= RAW RECORDS =
++++++

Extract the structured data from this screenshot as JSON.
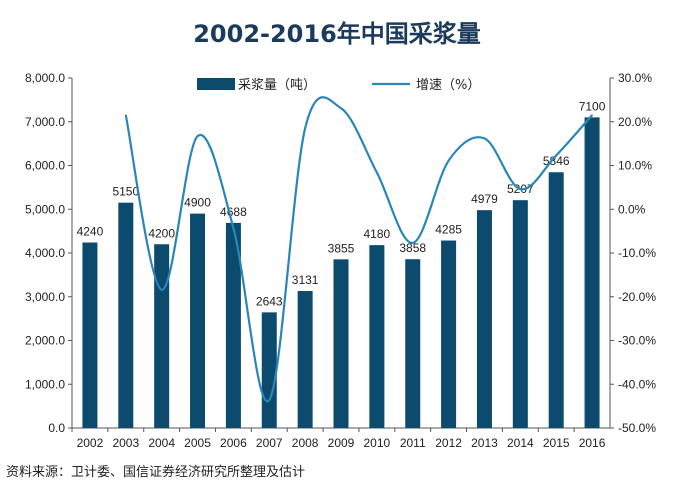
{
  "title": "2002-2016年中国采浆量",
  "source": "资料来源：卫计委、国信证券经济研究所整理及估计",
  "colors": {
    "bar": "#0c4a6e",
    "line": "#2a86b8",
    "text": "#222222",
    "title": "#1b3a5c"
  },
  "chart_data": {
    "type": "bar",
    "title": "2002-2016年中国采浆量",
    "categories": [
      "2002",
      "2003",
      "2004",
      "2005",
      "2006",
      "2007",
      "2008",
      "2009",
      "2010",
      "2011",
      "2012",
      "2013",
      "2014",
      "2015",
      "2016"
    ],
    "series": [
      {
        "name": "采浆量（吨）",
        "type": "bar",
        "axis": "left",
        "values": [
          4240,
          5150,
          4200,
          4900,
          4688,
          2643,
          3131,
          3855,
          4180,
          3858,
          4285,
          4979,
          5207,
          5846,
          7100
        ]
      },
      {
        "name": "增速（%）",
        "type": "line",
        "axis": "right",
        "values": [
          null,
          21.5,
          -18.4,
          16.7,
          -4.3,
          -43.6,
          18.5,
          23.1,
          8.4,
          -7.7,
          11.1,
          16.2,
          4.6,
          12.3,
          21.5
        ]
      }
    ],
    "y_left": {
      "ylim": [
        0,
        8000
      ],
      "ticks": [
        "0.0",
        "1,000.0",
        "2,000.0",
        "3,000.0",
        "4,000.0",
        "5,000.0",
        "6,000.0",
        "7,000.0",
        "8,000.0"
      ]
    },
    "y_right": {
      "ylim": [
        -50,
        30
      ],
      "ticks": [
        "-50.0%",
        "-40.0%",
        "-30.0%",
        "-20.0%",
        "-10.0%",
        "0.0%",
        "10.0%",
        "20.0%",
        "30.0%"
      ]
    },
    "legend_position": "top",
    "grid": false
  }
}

++++++

Tally up how many lines in the preceding listing contain the word "title". Give nothing but the number.

= RESPONSE =
3